*Problem details:* Word for word, retype every entry in the listing.

# # #

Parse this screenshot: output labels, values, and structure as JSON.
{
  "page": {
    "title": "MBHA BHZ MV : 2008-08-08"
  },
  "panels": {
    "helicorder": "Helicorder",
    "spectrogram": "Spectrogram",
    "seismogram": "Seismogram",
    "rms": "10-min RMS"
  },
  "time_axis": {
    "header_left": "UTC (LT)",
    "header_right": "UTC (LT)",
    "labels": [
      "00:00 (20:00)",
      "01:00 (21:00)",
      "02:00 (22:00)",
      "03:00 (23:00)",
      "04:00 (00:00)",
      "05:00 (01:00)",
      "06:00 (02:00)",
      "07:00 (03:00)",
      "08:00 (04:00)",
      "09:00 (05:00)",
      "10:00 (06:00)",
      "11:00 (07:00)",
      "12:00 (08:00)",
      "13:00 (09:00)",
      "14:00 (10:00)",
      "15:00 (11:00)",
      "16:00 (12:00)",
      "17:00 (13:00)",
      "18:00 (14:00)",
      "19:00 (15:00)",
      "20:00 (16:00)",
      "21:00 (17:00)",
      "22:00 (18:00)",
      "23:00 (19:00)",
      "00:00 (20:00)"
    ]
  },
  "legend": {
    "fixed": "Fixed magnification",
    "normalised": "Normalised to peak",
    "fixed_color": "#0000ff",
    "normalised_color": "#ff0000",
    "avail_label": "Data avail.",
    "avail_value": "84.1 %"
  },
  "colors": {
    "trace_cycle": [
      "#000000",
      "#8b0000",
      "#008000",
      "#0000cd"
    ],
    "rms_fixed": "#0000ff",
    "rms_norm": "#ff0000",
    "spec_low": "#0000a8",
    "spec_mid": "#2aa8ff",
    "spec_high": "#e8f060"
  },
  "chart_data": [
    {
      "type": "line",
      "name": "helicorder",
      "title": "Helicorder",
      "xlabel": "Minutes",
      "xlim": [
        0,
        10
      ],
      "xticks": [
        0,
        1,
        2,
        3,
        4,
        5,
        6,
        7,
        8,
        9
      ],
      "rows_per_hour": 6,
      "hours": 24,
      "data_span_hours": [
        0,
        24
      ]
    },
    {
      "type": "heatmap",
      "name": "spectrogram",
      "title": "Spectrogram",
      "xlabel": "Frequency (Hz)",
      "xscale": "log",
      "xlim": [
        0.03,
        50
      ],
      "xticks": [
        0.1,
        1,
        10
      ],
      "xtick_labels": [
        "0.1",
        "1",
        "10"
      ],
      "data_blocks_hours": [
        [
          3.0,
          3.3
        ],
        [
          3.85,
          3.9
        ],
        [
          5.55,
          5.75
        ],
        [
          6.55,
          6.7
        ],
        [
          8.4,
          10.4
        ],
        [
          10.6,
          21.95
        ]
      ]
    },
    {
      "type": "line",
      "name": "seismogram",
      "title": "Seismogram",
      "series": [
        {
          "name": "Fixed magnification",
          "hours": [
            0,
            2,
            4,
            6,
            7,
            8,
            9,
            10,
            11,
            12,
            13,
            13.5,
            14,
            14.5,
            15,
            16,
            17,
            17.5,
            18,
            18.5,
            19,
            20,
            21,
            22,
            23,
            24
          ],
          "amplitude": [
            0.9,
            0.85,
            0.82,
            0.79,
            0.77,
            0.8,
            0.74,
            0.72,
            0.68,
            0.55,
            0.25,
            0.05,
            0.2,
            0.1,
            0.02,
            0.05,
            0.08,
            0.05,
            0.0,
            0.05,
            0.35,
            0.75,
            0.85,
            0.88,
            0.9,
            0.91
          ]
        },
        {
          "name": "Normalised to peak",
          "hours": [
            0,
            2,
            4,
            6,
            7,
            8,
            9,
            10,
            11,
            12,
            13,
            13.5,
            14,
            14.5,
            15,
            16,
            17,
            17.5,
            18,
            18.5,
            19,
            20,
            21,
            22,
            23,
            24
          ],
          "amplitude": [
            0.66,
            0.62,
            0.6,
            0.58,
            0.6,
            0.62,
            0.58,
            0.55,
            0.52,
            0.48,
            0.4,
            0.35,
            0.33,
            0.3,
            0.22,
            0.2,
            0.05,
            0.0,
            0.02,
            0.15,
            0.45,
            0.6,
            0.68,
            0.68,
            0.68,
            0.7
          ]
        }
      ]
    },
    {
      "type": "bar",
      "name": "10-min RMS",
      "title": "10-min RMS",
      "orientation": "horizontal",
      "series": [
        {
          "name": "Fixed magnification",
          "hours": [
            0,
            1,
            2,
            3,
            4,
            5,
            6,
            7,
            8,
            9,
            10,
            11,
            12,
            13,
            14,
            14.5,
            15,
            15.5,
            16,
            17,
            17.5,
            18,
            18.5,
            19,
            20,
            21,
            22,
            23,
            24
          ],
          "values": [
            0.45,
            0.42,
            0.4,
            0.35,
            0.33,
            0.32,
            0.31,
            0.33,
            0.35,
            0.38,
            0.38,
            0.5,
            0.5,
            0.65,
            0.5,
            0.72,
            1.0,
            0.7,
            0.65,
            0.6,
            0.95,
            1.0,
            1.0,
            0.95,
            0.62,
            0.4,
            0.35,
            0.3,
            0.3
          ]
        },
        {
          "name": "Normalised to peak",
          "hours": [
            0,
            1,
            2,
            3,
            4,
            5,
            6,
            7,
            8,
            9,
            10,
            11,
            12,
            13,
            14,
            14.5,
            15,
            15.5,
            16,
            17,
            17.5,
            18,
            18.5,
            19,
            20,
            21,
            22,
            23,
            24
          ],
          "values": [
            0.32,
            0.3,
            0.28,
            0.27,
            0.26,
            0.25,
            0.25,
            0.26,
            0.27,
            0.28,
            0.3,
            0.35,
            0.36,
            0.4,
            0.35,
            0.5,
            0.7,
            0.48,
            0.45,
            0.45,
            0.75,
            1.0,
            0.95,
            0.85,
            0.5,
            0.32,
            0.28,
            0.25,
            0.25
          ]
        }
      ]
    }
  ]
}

# # #

*Exercise result:*
Parse this screenshot: output labels, values, and structure as JSON.
{
  "page": {
    "title": "MBHA BHZ MV : 2008-08-08"
  },
  "panels": {
    "helicorder": "Helicorder",
    "spectrogram": "Spectrogram",
    "seismogram": "Seismogram",
    "rms": "10-min RMS"
  },
  "time_axis": {
    "header_left": "UTC (LT)",
    "header_right": "UTC (LT)",
    "labels": [
      "00:00 (20:00)",
      "01:00 (21:00)",
      "02:00 (22:00)",
      "03:00 (23:00)",
      "04:00 (00:00)",
      "05:00 (01:00)",
      "06:00 (02:00)",
      "07:00 (03:00)",
      "08:00 (04:00)",
      "09:00 (05:00)",
      "10:00 (06:00)",
      "11:00 (07:00)",
      "12:00 (08:00)",
      "13:00 (09:00)",
      "14:00 (10:00)",
      "15:00 (11:00)",
      "16:00 (12:00)",
      "17:00 (13:00)",
      "18:00 (14:00)",
      "19:00 (15:00)",
      "20:00 (16:00)",
      "21:00 (17:00)",
      "22:00 (18:00)",
      "23:00 (19:00)",
      "00:00 (20:00)"
    ]
  },
  "legend": {
    "fixed": "Fixed magnification",
    "normalised": "Normalised to peak",
    "fixed_color": "#0000ff",
    "normalised_color": "#ff0000",
    "avail_label": "Data avail.",
    "avail_value": "84.1 %"
  },
  "colors": {
    "trace_cycle": [
      "#000000",
      "#8b0000",
      "#008000",
      "#0000cd"
    ],
    "rms_fixed": "#0000ff",
    "rms_norm": "#ff0000",
    "spec_low": "#0000a8",
    "spec_mid": "#2aa8ff",
    "spec_high": "#e8f060"
  },
  "chart_data": [
    {
      "type": "line",
      "name": "helicorder",
      "title": "Helicorder",
      "xlabel": "Minutes",
      "xlim": [
        0,
        10
      ],
      "xticks": [
        0,
        1,
        2,
        3,
        4,
        5,
        6,
        7,
        8,
        9
      ],
      "rows_per_hour": 6,
      "hours": 24,
      "data_span_hours": [
        0,
        24
      ]
    },
    {
      "type": "heatmap",
      "name": "spectrogram",
      "title": "Spectrogram",
      "xlabel": "Frequency (Hz)",
      "xscale": "log",
      "xlim": [
        0.03,
        50
      ],
      "xticks": [
        0.1,
        1,
        10
      ],
      "xtick_labels": [
        "0.1",
        "1",
        "10"
      ],
      "data_blocks_hours": [
        [
          3.0,
          3.3
        ],
        [
          3.85,
          3.9
        ],
        [
          5.55,
          5.75
        ],
        [
          6.55,
          6.7
        ],
        [
          8.4,
          10.4
        ],
        [
          10.6,
          21.95
        ]
      ]
    },
    {
      "type": "line",
      "name": "seismogram",
      "title": "Seismogram",
      "series": [
        {
          "name": "Fixed magnification",
          "hours": [
            0,
            2,
            4,
            6,
            7,
            8,
            9,
            10,
            11,
            12,
            13,
            13.5,
            14,
            14.5,
            15,
            16,
            17,
            17.5,
            18,
            18.5,
            19,
            20,
            21,
            22,
            23,
            24
          ],
          "amplitude": [
            0.9,
            0.85,
            0.82,
            0.79,
            0.77,
            0.8,
            0.74,
            0.72,
            0.68,
            0.55,
            0.25,
            0.05,
            0.2,
            0.1,
            0.02,
            0.05,
            0.08,
            0.05,
            0.0,
            0.05,
            0.35,
            0.75,
            0.85,
            0.88,
            0.9,
            0.91
          ]
        },
        {
          "name": "Normalised to peak",
          "hours": [
            0,
            2,
            4,
            6,
            7,
            8,
            9,
            10,
            11,
            12,
            13,
            13.5,
            14,
            14.5,
            15,
            16,
            17,
            17.5,
            18,
            18.5,
            19,
            20,
            21,
            22,
            23,
            24
          ],
          "amplitude": [
            0.66,
            0.62,
            0.6,
            0.58,
            0.6,
            0.62,
            0.58,
            0.55,
            0.52,
            0.48,
            0.4,
            0.35,
            0.33,
            0.3,
            0.22,
            0.2,
            0.05,
            0.0,
            0.02,
            0.15,
            0.45,
            0.6,
            0.68,
            0.68,
            0.68,
            0.7
          ]
        }
      ]
    },
    {
      "type": "bar",
      "name": "10-min RMS",
      "title": "10-min RMS",
      "orientation": "horizontal",
      "series": [
        {
          "name": "Fixed magnification",
          "hours": [
            0,
            1,
            2,
            3,
            4,
            5,
            6,
            7,
            8,
            9,
            10,
            11,
            12,
            13,
            14,
            14.5,
            15,
            15.5,
            16,
            17,
            17.5,
            18,
            18.5,
            19,
            20,
            21,
            22,
            23,
            24
          ],
          "values": [
            0.45,
            0.42,
            0.4,
            0.35,
            0.33,
            0.32,
            0.31,
            0.33,
            0.35,
            0.38,
            0.38,
            0.5,
            0.5,
            0.65,
            0.5,
            0.72,
            1.0,
            0.7,
            0.65,
            0.6,
            0.95,
            1.0,
            1.0,
            0.95,
            0.62,
            0.4,
            0.35,
            0.3,
            0.3
          ]
        },
        {
          "name": "Normalised to peak",
          "hours": [
            0,
            1,
            2,
            3,
            4,
            5,
            6,
            7,
            8,
            9,
            10,
            11,
            12,
            13,
            14,
            14.5,
            15,
            15.5,
            16,
            17,
            17.5,
            18,
            18.5,
            19,
            20,
            21,
            22,
            23,
            24
          ],
          "values": [
            0.32,
            0.3,
            0.28,
            0.27,
            0.26,
            0.25,
            0.25,
            0.26,
            0.27,
            0.28,
            0.3,
            0.35,
            0.36,
            0.4,
            0.35,
            0.5,
            0.7,
            0.48,
            0.45,
            0.45,
            0.75,
            1.0,
            0.95,
            0.85,
            0.5,
            0.32,
            0.28,
            0.25,
            0.25
          ]
        }
      ]
    }
  ]
}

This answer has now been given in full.